> _Goal_: Recast every line of the listing below as a Markdown table with two columns, "Row" for a running number and "Line" for the line itself. Leave out any blank lines.

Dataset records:

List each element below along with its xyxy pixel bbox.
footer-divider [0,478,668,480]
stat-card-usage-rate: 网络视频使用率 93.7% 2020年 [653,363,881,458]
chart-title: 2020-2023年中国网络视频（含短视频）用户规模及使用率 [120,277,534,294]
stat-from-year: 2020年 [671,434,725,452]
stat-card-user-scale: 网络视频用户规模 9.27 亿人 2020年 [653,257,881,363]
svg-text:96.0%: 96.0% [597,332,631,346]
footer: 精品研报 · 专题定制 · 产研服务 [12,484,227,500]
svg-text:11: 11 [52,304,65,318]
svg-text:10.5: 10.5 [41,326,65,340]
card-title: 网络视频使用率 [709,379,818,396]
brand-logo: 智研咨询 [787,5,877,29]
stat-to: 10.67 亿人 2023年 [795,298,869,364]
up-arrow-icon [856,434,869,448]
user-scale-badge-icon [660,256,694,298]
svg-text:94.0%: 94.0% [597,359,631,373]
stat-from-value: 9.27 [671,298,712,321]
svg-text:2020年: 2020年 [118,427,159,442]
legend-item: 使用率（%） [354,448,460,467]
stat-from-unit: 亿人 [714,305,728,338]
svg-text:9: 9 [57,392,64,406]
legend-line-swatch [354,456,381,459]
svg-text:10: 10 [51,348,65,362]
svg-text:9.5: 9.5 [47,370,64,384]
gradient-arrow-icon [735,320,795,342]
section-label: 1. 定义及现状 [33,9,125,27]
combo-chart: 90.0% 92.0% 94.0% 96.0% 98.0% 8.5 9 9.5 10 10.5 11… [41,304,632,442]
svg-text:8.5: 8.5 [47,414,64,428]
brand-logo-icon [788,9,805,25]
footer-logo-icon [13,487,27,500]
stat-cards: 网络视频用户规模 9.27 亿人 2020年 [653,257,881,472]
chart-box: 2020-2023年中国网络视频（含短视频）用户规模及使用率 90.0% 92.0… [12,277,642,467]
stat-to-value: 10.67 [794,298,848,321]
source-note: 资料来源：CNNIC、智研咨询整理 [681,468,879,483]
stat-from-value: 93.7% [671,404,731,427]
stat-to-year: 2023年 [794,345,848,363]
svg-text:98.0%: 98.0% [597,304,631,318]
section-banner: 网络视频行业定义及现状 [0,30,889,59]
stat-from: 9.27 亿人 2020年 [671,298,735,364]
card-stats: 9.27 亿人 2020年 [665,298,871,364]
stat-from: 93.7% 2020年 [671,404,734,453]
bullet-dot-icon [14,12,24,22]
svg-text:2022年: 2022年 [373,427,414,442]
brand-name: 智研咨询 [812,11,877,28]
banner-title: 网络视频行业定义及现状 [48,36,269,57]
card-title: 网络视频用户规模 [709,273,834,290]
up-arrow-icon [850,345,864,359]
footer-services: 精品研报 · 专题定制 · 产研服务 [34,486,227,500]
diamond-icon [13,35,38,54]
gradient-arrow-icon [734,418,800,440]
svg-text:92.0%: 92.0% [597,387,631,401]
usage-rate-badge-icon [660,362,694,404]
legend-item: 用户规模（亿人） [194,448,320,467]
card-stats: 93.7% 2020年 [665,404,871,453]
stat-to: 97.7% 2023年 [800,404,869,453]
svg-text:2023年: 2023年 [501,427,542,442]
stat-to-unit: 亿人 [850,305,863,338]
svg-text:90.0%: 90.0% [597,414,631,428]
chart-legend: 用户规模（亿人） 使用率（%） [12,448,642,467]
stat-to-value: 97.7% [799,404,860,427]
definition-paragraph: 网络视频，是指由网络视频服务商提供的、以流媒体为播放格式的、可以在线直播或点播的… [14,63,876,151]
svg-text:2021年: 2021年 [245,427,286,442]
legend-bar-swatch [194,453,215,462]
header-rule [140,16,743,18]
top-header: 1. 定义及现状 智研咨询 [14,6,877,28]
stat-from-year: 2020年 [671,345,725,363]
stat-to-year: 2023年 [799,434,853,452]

> _Output for this exercise_:
| Row | Line |
|---|---|
| 1 | List each element below along with its xyxy pixel bbox. |
| 2 | footer-divider [0,478,668,480] |
| 3 | stat-card-usage-rate: 网络视频使用率 93.7% 2020年 [653,363,881,458] |
| 4 | chart-title: 2020-2023年中国网络视频（含短视频）用户规模及使用率 [120,277,534,294] |
| 5 | stat-from-year: 2020年 [671,434,725,452] |
| 6 | stat-card-user-scale: 网络视频用户规模 9.27 亿人 2020年 [653,257,881,363] |
| 7 | svg-text:96.0%: 96.0% [597,332,631,346] |
| 8 | footer: 精品研报 · 专题定制 · 产研服务 [12,484,227,500] |
| 9 | svg-text:11: 11 [52,304,65,318] |
| 10 | svg-text:10.5: 10.5 [41,326,65,340] |
| 11 | card-title: 网络视频使用率 [709,379,818,396] |
| 12 | brand-logo: 智研咨询 [787,5,877,29] |
| 13 | stat-to: 10.67 亿人 2023年 [795,298,869,364] |
| 14 | up-arrow-icon [856,434,869,448] |
| 15 | user-scale-badge-icon [660,256,694,298] |
| 16 | svg-text:94.0%: 94.0% [597,359,631,373] |
| 17 | stat-from-value: 9.27 [671,298,712,321] |
| 18 | svg-text:2020年: 2020年 [118,427,159,442] |
| 19 | legend-item: 使用率（%） [354,448,460,467] |
| 20 | stat-from-unit: 亿人 [714,305,728,338] |
| 21 | svg-text:9: 9 [57,392,64,406] |
| 22 | legend-line-swatch [354,456,381,459] |
| 23 | svg-text:10: 10 [51,348,65,362] |
| 24 | svg-text:9.5: 9.5 [47,370,64,384] |
| 25 | gradient-arrow-icon [735,320,795,342] |
| 26 | section-label: 1. 定义及现状 [33,9,125,27] |
| 27 | combo-chart: 90.0% 92.0% 94.0% 96.0% 98.0% 8.5 9 9.5 10 10.5 11… [41,304,632,442] |
| 28 | svg-text:8.5: 8.5 [47,414,64,428] |
| 29 | brand-logo-icon [788,9,805,25] |
| 30 | footer-logo-icon [13,487,27,500] |
| 31 | stat-cards: 网络视频用户规模 9.27 亿人 2020年 [653,257,881,472] |
| 32 | chart-box: 2020-2023年中国网络视频（含短视频）用户规模及使用率 90.0% 92.0… [12,277,642,467] |
| 33 | stat-to-value: 10.67 [794,298,848,321] |
| 34 | source-note: 资料来源：CNNIC、智研咨询整理 [681,468,879,483] |
| 35 | stat-from-value: 93.7% [671,404,731,427] |
| 36 | stat-to-year: 2023年 [794,345,848,363] |
| 37 | svg-text:98.0%: 98.0% [597,304,631,318] |
| 38 | section-banner: 网络视频行业定义及现状 [0,30,889,59] |
| 39 | stat-from: 9.27 亿人 2020年 [671,298,735,364] |
| 40 | card-stats: 9.27 亿人 2020年 [665,298,871,364] |
| 41 | stat-from: 93.7% 2020年 [671,404,734,453] |
| 42 | bullet-dot-icon [14,12,24,22] |
| 43 | svg-text:2022年: 2022年 [373,427,414,442] |
| 44 | brand-name: 智研咨询 [812,11,877,28] |
| 45 | banner-title: 网络视频行业定义及现状 [48,36,269,57] |
| 46 | card-title: 网络视频用户规模 [709,273,834,290] |
| 47 | up-arrow-icon [850,345,864,359] |
| 48 | footer-services: 精品研报 · 专题定制 · 产研服务 [34,486,227,500] |
| 49 | diamond-icon [13,35,38,54] |
| 50 | gradient-arrow-icon [734,418,800,440] |
| 51 | svg-text:92.0%: 92.0% [597,387,631,401] |
| 52 | usage-rate-badge-icon [660,362,694,404] |
| 53 | legend-item: 用户规模（亿人） [194,448,320,467] |
| 54 | card-stats: 93.7% 2020年 [665,404,871,453] |
| 55 | stat-to: 97.7% 2023年 [800,404,869,453] |
| 56 | svg-text:2023年: 2023年 [501,427,542,442] |
| 57 | stat-to-unit: 亿人 [850,305,863,338] |
| 58 | svg-text:90.0%: 90.0% [597,414,631,428] |
| 59 | chart-legend: 用户规模（亿人） 使用率（%） [12,448,642,467] |
| 60 | stat-to-value: 97.7% [799,404,860,427] |
| 61 | definition-paragraph: 网络视频，是指由网络视频服务商提供的、以流媒体为播放格式的、可以在线直播或点播的… [14,63,876,151] |
| 62 | svg-text:2021年: 2021年 [245,427,286,442] |
| 63 | legend-bar-swatch [194,453,215,462] |
| 64 | header-rule [140,16,743,18] |
| 65 | top-header: 1. 定义及现状 智研咨询 [14,6,877,28] |
| 66 | stat-from-year: 2020年 [671,345,725,363] |
| 67 | stat-to-year: 2023年 [799,434,853,452] |